### Required work
Please write out the material that follows, exactly as it stands.

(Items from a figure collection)
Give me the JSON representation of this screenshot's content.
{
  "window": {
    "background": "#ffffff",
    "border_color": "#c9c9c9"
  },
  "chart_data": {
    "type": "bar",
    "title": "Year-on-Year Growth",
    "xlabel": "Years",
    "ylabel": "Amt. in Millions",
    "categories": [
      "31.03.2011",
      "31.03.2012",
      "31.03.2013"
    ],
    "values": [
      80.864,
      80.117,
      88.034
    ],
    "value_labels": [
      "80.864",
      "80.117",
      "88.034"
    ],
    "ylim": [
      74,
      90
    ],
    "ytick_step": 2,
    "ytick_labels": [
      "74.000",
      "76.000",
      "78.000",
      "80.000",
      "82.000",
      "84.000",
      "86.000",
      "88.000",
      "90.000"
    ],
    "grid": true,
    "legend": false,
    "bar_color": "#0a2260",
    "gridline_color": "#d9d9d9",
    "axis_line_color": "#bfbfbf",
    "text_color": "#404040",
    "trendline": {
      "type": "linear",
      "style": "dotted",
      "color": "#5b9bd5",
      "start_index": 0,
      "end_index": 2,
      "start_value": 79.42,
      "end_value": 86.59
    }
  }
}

### Exercise answer
Give me the JSON representation of this screenshot's content.
{
  "window": {
    "background": "#ffffff",
    "border_color": "#c9c9c9"
  },
  "chart_data": {
    "type": "bar",
    "title": "Year-on-Year Growth",
    "xlabel": "Years",
    "ylabel": "Amt. in Millions",
    "categories": [
      "31.03.2011",
      "31.03.2012",
      "31.03.2013"
    ],
    "values": [
      80.864,
      80.117,
      88.034
    ],
    "value_labels": [
      "80.864",
      "80.117",
      "88.034"
    ],
    "ylim": [
      74,
      90
    ],
    "ytick_step": 2,
    "ytick_labels": [
      "74.000",
      "76.000",
      "78.000",
      "80.000",
      "82.000",
      "84.000",
      "86.000",
      "88.000",
      "90.000"
    ],
    "grid": true,
    "legend": false,
    "bar_color": "#0a2260",
    "gridline_color": "#d9d9d9",
    "axis_line_color": "#bfbfbf",
    "text_color": "#404040",
    "trendline": {
      "type": "linear",
      "style": "dotted",
      "color": "#5b9bd5",
      "start_index": 0,
      "end_index": 2,
      "start_value": 79.42,
      "end_value": 86.59
    }
  }
}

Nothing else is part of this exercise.